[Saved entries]
----

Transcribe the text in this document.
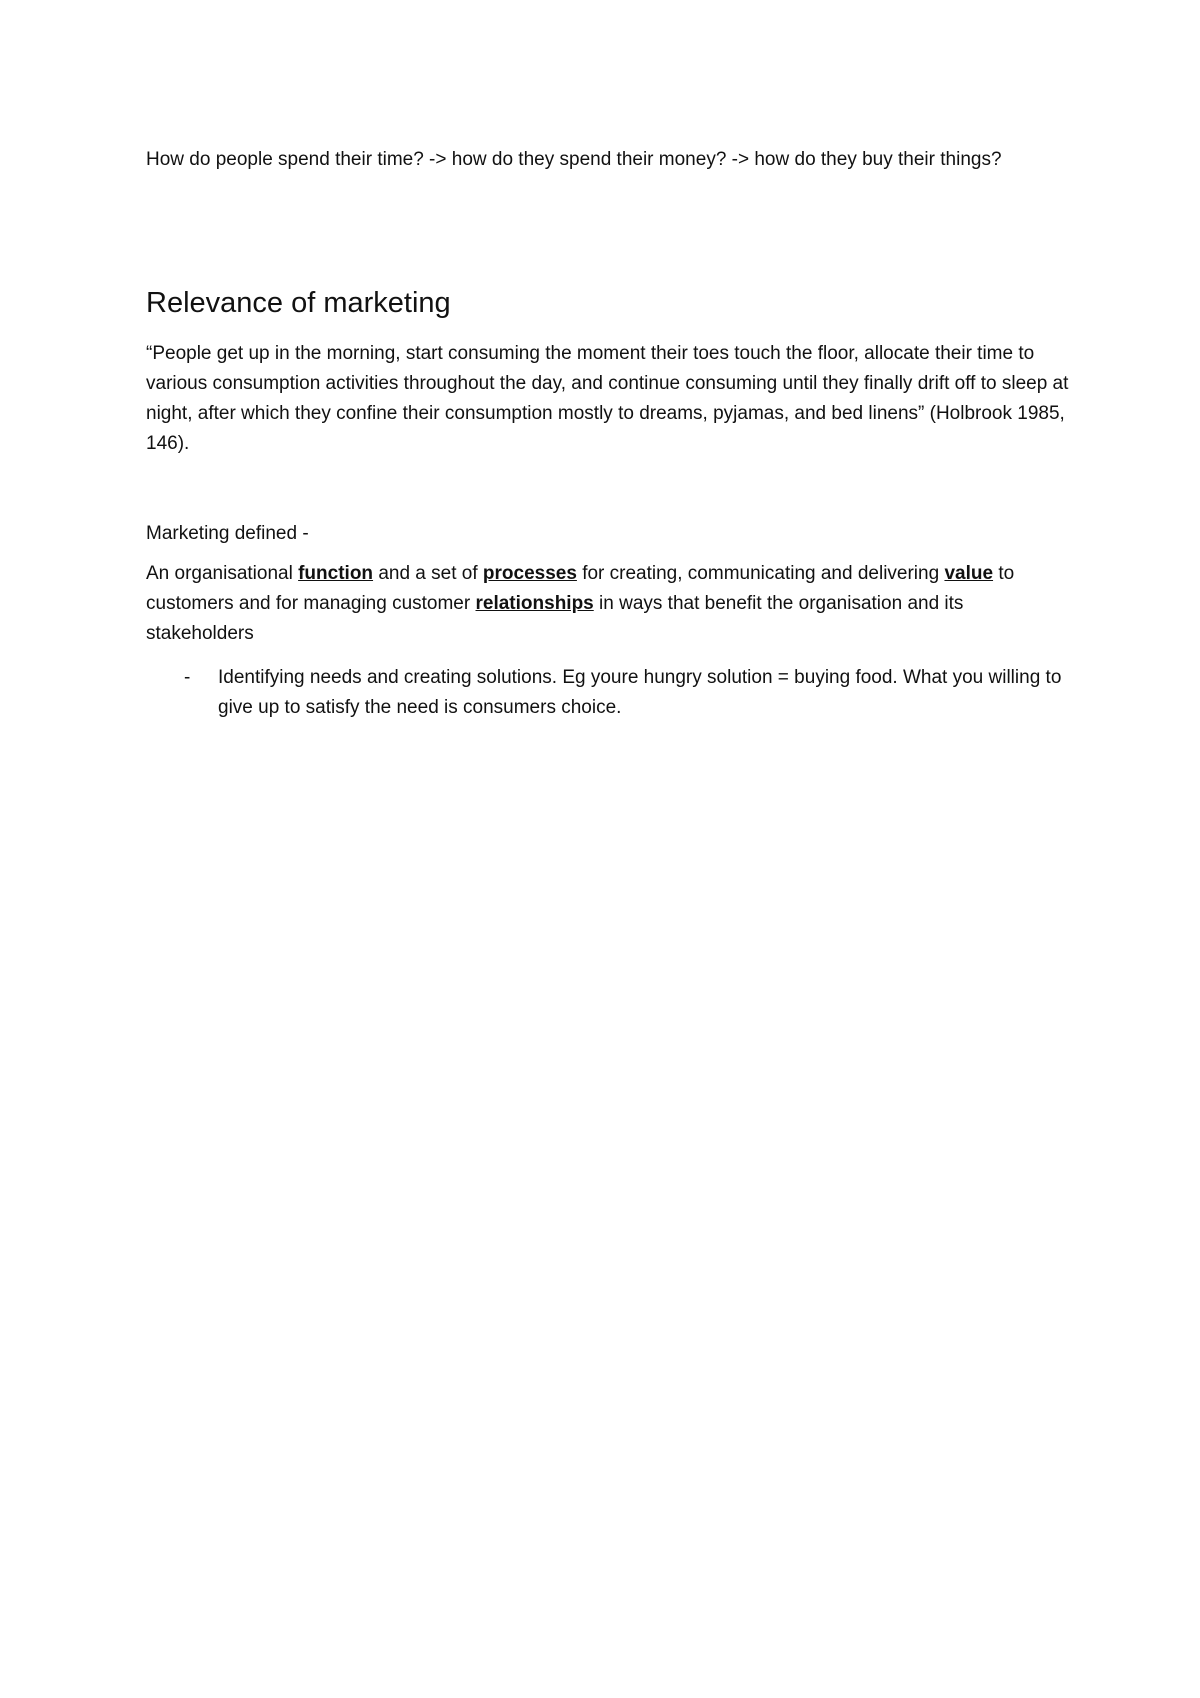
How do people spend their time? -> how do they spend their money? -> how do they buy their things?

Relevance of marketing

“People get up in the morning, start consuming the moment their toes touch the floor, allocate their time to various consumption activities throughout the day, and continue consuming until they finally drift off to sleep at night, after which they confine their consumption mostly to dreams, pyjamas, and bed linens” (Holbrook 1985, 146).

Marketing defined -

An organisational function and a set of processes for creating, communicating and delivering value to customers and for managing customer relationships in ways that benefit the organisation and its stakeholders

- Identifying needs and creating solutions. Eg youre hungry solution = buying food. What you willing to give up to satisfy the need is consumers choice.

----

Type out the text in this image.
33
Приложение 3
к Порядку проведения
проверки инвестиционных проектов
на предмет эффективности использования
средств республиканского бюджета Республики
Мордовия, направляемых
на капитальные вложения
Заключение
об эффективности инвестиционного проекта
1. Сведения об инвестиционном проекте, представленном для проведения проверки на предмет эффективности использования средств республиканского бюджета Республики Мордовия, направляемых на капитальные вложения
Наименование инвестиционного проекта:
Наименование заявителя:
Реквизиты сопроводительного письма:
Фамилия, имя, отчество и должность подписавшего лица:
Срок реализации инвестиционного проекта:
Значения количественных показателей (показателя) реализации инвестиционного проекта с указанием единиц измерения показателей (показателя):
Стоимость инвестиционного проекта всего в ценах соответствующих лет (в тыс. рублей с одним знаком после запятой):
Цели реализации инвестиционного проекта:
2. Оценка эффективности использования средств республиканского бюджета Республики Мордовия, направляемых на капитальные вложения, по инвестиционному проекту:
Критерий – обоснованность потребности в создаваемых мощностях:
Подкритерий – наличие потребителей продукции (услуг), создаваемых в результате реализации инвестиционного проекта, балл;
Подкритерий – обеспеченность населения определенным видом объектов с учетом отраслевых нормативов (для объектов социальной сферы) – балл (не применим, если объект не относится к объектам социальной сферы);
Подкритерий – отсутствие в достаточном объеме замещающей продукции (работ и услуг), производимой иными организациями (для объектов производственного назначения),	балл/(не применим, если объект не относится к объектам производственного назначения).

----

Task directions =>
Scan the data for the word "средств" and copy every line where it shows up.

Response below =>
средств республиканского бюджета Республики
1. Сведения об инвестиционном проекте, представленном для проведения проверки на предмет эффективности использования средств республиканского бюджета Республики Мордовия, направляемых на капитальные вложения
2. Оценка эффективности использования средств республиканского бюджета Республики Мордовия, направляемых на капитальные вложения, по инвестиционному проекту:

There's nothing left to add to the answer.